● **Data entries**
>> START

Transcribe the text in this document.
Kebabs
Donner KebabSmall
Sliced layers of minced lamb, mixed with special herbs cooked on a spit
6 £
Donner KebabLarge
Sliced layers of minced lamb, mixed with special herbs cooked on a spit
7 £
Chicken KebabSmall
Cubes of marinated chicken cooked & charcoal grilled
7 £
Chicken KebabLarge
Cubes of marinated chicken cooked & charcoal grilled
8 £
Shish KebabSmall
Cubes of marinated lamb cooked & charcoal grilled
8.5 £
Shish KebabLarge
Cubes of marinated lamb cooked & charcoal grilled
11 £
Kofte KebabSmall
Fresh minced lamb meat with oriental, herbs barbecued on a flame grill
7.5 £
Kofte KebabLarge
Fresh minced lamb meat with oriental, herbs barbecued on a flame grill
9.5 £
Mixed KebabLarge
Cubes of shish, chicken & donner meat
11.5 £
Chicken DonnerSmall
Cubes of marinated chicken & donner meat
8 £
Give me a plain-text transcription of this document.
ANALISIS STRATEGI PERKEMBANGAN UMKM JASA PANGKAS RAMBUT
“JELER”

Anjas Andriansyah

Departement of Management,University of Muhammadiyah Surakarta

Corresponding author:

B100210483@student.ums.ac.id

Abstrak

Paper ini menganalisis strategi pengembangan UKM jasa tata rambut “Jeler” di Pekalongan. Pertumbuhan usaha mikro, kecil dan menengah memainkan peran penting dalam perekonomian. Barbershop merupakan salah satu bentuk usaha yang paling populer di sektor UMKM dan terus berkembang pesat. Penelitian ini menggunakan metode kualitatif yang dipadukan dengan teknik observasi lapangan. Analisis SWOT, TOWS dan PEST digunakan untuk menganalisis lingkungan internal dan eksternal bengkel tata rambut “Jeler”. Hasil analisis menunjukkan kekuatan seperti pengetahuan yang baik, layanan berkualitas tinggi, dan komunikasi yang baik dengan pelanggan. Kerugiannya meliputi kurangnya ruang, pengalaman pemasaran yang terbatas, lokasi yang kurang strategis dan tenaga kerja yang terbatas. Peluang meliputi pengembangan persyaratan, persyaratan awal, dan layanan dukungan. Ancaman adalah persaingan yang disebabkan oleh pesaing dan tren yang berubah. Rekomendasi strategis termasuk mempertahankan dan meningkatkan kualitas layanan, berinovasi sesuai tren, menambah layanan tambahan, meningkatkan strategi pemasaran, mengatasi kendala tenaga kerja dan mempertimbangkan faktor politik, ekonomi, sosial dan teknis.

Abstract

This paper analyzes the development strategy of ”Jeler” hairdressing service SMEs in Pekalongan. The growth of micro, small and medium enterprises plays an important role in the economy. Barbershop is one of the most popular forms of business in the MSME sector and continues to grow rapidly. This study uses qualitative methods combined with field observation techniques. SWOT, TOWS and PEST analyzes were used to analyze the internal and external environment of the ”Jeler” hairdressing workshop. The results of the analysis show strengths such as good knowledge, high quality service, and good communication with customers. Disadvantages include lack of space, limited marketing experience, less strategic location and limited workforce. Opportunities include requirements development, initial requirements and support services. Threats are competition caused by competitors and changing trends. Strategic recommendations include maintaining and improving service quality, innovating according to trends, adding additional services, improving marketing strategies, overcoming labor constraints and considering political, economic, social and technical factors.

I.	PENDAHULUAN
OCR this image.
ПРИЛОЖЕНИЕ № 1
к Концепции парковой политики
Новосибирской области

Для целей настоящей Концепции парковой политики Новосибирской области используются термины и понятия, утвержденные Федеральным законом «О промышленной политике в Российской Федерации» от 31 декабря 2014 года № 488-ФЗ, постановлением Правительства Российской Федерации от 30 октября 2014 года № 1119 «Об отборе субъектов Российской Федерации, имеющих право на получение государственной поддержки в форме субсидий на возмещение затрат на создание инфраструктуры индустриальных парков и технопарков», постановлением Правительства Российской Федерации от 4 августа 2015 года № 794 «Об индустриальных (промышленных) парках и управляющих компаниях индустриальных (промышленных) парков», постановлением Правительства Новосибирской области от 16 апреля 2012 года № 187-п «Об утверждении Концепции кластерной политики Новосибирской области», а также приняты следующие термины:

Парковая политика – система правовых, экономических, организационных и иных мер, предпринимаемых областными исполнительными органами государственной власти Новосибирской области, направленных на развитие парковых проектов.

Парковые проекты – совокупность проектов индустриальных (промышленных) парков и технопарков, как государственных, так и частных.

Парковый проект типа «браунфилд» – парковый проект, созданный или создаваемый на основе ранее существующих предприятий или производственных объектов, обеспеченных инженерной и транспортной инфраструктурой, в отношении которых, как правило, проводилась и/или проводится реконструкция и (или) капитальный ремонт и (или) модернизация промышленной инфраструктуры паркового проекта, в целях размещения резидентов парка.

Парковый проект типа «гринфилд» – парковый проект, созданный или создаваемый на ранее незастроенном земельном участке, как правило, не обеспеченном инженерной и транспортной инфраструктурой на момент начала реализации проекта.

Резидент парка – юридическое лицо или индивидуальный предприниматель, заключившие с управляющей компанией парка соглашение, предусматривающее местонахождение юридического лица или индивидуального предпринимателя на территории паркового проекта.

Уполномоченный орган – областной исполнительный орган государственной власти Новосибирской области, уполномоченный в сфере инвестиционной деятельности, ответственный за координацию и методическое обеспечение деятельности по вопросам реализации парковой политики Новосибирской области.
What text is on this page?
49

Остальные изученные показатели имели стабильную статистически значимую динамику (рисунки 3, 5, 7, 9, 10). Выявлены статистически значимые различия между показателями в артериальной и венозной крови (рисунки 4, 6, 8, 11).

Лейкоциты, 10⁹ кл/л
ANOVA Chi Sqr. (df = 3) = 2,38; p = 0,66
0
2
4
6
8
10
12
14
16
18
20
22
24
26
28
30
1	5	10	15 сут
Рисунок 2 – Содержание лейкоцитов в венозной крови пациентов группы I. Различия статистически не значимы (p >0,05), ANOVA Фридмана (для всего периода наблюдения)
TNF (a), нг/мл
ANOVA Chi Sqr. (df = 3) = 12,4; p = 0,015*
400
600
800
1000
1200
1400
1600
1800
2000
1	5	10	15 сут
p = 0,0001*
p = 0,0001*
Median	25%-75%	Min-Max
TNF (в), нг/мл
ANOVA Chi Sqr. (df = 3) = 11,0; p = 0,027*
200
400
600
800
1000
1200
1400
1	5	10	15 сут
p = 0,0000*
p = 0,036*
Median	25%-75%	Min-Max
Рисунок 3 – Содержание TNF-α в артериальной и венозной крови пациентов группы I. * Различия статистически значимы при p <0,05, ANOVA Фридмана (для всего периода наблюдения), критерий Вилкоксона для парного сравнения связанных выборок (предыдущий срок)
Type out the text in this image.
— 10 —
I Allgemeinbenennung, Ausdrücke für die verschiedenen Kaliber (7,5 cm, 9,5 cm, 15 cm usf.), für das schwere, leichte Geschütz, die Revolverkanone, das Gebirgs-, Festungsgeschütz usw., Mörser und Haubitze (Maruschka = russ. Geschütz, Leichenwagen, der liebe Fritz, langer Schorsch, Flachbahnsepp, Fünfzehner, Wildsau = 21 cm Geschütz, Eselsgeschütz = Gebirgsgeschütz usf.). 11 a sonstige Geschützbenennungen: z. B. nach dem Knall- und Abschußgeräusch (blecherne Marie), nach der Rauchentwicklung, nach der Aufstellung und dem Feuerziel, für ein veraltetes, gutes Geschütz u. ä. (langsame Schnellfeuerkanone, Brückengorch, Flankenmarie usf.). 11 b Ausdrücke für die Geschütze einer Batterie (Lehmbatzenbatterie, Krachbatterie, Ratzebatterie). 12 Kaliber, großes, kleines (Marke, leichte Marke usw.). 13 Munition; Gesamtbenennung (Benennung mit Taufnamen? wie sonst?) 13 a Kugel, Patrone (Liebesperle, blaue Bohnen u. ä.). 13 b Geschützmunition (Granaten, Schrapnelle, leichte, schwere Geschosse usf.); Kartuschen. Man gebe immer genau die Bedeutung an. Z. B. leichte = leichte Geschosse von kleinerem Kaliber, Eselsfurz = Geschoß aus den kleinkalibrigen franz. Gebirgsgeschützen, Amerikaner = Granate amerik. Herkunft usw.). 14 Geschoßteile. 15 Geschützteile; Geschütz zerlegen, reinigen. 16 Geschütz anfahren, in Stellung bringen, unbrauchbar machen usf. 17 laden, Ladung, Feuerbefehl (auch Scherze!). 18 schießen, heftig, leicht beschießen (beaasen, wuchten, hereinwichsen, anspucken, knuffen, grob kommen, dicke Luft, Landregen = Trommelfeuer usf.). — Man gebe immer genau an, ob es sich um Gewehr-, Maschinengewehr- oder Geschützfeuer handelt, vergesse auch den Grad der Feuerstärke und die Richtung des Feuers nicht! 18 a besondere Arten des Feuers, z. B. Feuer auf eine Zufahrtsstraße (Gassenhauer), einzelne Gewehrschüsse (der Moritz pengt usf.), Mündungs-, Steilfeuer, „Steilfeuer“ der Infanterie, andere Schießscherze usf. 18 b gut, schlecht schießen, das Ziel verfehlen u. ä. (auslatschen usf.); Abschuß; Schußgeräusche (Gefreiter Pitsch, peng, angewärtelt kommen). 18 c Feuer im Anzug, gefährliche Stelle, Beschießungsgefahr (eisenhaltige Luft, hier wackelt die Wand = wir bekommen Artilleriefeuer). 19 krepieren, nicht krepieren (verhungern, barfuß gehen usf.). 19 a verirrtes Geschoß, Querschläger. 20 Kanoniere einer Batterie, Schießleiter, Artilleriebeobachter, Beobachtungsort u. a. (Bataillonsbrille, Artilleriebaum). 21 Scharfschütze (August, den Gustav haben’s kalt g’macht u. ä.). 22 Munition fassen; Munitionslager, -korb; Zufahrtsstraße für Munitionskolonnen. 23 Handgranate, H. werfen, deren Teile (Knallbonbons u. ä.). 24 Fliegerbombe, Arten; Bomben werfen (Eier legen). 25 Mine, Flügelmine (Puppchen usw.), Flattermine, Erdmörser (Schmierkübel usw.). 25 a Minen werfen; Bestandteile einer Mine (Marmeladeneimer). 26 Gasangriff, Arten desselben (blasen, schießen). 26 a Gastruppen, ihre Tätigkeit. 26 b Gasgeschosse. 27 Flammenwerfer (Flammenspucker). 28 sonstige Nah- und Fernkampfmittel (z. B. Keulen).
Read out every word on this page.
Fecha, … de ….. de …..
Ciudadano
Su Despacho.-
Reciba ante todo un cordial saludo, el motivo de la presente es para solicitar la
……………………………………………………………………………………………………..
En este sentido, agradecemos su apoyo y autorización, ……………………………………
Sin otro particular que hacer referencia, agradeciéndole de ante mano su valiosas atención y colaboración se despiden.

>> END

● **Goal**
Extract, verbatim, the lines from the one containing "Read out every word on this page." through the last line of the listing above.

● **Solution to this exercise**
Read out every word on this page.
Fecha, … de ….. de …..
Ciudadano
Su Despacho.-
Reciba ante todo un cordial saludo, el motivo de la presente es para solicitar la
……………………………………………………………………………………………………..
En este sentido, agradecemos su apoyo y autorización, ……………………………………
Sin otro particular que hacer referencia, agradeciéndole de ante mano su valiosas atención y colaboración se despiden.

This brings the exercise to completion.